[Rows from a dataset]
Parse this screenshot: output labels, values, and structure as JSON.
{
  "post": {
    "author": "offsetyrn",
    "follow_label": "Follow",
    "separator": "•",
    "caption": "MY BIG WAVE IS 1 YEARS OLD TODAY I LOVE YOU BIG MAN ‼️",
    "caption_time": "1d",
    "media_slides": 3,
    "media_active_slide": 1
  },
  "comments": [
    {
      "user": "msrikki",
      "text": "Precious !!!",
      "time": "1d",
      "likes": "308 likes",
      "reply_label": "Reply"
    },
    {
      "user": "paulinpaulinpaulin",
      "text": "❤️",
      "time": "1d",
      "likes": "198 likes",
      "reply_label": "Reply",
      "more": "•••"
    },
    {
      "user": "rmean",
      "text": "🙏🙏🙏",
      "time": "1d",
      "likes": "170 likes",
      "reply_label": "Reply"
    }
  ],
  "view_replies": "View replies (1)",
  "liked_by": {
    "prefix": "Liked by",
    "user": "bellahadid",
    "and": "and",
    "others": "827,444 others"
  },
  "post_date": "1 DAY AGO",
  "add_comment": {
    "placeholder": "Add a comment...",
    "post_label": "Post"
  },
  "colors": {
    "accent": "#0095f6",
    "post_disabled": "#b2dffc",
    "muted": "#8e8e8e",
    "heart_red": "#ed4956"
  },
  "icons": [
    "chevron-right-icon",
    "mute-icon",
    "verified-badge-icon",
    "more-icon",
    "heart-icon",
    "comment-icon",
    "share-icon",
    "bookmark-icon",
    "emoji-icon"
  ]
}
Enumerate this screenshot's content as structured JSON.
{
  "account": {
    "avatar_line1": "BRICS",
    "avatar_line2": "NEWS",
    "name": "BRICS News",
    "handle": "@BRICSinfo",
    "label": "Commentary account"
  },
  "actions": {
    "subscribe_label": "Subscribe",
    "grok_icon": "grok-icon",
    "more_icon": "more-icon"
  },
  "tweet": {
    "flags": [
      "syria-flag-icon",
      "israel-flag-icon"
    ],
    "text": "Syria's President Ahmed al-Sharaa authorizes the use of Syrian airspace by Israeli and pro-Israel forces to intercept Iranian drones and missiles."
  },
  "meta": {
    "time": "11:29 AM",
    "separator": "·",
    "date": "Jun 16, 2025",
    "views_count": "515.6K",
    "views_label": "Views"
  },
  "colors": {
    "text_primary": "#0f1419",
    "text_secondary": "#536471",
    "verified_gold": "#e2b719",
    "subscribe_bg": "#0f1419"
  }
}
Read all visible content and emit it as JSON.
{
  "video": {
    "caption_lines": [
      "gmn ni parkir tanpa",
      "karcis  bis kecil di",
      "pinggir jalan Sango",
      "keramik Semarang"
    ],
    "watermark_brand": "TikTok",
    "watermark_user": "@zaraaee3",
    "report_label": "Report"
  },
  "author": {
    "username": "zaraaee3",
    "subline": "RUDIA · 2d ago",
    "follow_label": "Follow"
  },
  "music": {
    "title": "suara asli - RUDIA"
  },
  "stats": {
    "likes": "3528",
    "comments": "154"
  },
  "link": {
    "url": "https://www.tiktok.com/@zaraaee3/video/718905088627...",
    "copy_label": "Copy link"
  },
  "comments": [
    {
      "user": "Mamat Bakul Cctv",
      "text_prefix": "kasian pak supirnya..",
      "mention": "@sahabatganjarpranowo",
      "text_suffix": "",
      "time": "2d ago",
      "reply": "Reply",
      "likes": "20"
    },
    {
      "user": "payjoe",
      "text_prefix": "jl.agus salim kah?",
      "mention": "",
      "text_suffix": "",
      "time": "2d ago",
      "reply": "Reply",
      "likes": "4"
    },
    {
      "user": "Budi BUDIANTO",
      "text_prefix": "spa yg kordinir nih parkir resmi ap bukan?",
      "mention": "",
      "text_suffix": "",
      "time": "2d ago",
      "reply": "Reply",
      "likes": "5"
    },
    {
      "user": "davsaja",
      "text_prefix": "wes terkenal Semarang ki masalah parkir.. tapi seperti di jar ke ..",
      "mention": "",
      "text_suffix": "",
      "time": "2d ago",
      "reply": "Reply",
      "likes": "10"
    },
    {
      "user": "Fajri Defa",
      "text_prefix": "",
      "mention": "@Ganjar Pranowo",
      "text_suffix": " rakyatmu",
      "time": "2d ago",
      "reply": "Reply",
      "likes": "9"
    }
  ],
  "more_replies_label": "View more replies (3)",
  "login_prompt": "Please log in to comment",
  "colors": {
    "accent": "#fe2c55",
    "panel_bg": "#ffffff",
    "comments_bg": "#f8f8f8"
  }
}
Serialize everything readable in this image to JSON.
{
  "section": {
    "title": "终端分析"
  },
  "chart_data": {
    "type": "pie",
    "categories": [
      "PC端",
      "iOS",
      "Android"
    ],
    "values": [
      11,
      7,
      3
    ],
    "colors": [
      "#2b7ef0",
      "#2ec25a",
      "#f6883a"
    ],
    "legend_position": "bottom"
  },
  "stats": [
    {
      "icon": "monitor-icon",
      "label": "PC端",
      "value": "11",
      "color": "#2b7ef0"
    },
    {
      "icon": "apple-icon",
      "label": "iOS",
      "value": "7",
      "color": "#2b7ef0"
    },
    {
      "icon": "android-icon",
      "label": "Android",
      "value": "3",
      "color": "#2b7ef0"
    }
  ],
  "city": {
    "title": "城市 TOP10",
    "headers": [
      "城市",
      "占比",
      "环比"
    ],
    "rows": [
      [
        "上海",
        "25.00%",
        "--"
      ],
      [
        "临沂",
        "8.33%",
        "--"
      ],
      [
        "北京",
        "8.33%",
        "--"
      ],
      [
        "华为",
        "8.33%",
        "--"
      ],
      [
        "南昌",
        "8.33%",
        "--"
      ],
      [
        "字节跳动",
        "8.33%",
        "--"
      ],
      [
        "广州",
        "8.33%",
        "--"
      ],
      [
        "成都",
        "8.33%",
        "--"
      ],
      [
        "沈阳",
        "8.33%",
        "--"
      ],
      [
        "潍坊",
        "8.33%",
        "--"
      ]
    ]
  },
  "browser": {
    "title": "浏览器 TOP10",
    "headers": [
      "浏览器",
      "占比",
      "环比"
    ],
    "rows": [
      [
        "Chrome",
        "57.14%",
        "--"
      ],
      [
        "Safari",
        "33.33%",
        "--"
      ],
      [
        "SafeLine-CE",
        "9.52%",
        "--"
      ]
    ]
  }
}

WHAT IS ASKED
Once more, set down the full listing, verbatim.

FULL ANSWER
Parse this screenshot: output labels, values, and structure as JSON.
{
  "post": {
    "author": "offsetyrn",
    "follow_label": "Follow",
    "separator": "•",
    "caption": "MY BIG WAVE IS 1 YEARS OLD TODAY I LOVE YOU BIG MAN ‼️",
    "caption_time": "1d",
    "media_slides": 3,
    "media_active_slide": 1
  },
  "comments": [
    {
      "user": "msrikki",
      "text": "Precious !!!",
      "time": "1d",
      "likes": "308 likes",
      "reply_label": "Reply"
    },
    {
      "user": "paulinpaulinpaulin",
      "text": "❤️",
      "time": "1d",
      "likes": "198 likes",
      "reply_label": "Reply",
      "more": "•••"
    },
    {
      "user": "rmean",
      "text": "🙏🙏🙏",
      "time": "1d",
      "likes": "170 likes",
      "reply_label": "Reply"
    }
  ],
  "view_replies": "View replies (1)",
  "liked_by": {
    "prefix": "Liked by",
    "user": "bellahadid",
    "and": "and",
    "others": "827,444 others"
  },
  "post_date": "1 DAY AGO",
  "add_comment": {
    "placeholder": "Add a comment...",
    "post_label": "Post"
  },
  "colors": {
    "accent": "#0095f6",
    "post_disabled": "#b2dffc",
    "muted": "#8e8e8e",
    "heart_red": "#ed4956"
  },
  "icons": [
    "chevron-right-icon",
    "mute-icon",
    "verified-badge-icon",
    "more-icon",
    "heart-icon",
    "comment-icon",
    "share-icon",
    "bookmark-icon",
    "emoji-icon"
  ]
}
Enumerate this screenshot's content as structured JSON.
{
  "account": {
    "avatar_line1": "BRICS",
    "avatar_line2": "NEWS",
    "name": "BRICS News",
    "handle": "@BRICSinfo",
    "label": "Commentary account"
  },
  "actions": {
    "subscribe_label": "Subscribe",
    "grok_icon": "grok-icon",
    "more_icon": "more-icon"
  },
  "tweet": {
    "flags": [
      "syria-flag-icon",
      "israel-flag-icon"
    ],
    "text": "Syria's President Ahmed al-Sharaa authorizes the use of Syrian airspace by Israeli and pro-Israel forces to intercept Iranian drones and missiles."
  },
  "meta": {
    "time": "11:29 AM",
    "separator": "·",
    "date": "Jun 16, 2025",
    "views_count": "515.6K",
    "views_label": "Views"
  },
  "colors": {
    "text_primary": "#0f1419",
    "text_secondary": "#536471",
    "verified_gold": "#e2b719",
    "subscribe_bg": "#0f1419"
  }
}
Read all visible content and emit it as JSON.
{
  "video": {
    "caption_lines": [
      "gmn ni parkir tanpa",
      "karcis  bis kecil di",
      "pinggir jalan Sango",
      "keramik Semarang"
    ],
    "watermark_brand": "TikTok",
    "watermark_user": "@zaraaee3",
    "report_label": "Report"
  },
  "author": {
    "username": "zaraaee3",
    "subline": "RUDIA · 2d ago",
    "follow_label": "Follow"
  },
  "music": {
    "title": "suara asli - RUDIA"
  },
  "stats": {
    "likes": "3528",
    "comments": "154"
  },
  "link": {
    "url": "https://www.tiktok.com/@zaraaee3/video/718905088627...",
    "copy_label": "Copy link"
  },
  "comments": [
    {
      "user": "Mamat Bakul Cctv",
      "text_prefix": "kasian pak supirnya..",
      "mention": "@sahabatganjarpranowo",
      "text_suffix": "",
      "time": "2d ago",
      "reply": "Reply",
      "likes": "20"
    },
    {
      "user": "payjoe",
      "text_prefix": "jl.agus salim kah?",
      "mention": "",
      "text_suffix": "",
      "time": "2d ago",
      "reply": "Reply",
      "likes": "4"
    },
    {
      "user": "Budi BUDIANTO",
      "text_prefix": "spa yg kordinir nih parkir resmi ap bukan?",
      "mention": "",
      "text_suffix": "",
      "time": "2d ago",
      "reply": "Reply",
      "likes": "5"
    },
    {
      "user": "davsaja",
      "text_prefix": "wes terkenal Semarang ki masalah parkir.. tapi seperti di jar ke ..",
      "mention": "",
      "text_suffix": "",
      "time": "2d ago",
      "reply": "Reply",
      "likes": "10"
    },
    {
      "user": "Fajri Defa",
      "text_prefix": "",
      "mention": "@Ganjar Pranowo",
      "text_suffix": " rakyatmu",
      "time": "2d ago",
      "reply": "Reply",
      "likes": "9"
    }
  ],
  "more_replies_label": "View more replies (3)",
  "login_prompt": "Please log in to comment",
  "colors": {
    "accent": "#fe2c55",
    "panel_bg": "#ffffff",
    "comments_bg": "#f8f8f8"
  }
}
Serialize everything readable in this image to JSON.
{
  "section": {
    "title": "终端分析"
  },
  "chart_data": {
    "type": "pie",
    "categories": [
      "PC端",
      "iOS",
      "Android"
    ],
    "values": [
      11,
      7,
      3
    ],
    "colors": [
      "#2b7ef0",
      "#2ec25a",
      "#f6883a"
    ],
    "legend_position": "bottom"
  },
  "stats": [
    {
      "icon": "monitor-icon",
      "label": "PC端",
      "value": "11",
      "color": "#2b7ef0"
    },
    {
      "icon": "apple-icon",
      "label": "iOS",
      "value": "7",
      "color": "#2b7ef0"
    },
    {
      "icon": "android-icon",
      "label": "Android",
      "value": "3",
      "color": "#2b7ef0"
    }
  ],
  "city": {
    "title": "城市 TOP10",
    "headers": [
      "城市",
      "占比",
      "环比"
    ],
    "rows": [
      [
        "上海",
        "25.00%",
        "--"
      ],
      [
        "临沂",
        "8.33%",
        "--"
      ],
      [
        "北京",
        "8.33%",
        "--"
      ],
      [
        "华为",
        "8.33%",
        "--"
      ],
      [
        "南昌",
        "8.33%",
        "--"
      ],
      [
        "字节跳动",
        "8.33%",
        "--"
      ],
      [
        "广州",
        "8.33%",
        "--"
      ],
      [
        "成都",
        "8.33%",
        "--"
      ],
      [
        "沈阳",
        "8.33%",
        "--"
      ],
      [
        "潍坊",
        "8.33%",
        "--"
      ]
    ]
  },
  "browser": {
    "title": "浏览器 TOP10",
    "headers": [
      "浏览器",
      "占比",
      "环比"
    ],
    "rows": [
      [
        "Chrome",
        "57.14%",
        "--"
      ],
      [
        "Safari",
        "33.33%",
        "--"
      ],
      [
        "SafeLine-CE",
        "9.52%",
        "--"
      ]
    ]
  }
}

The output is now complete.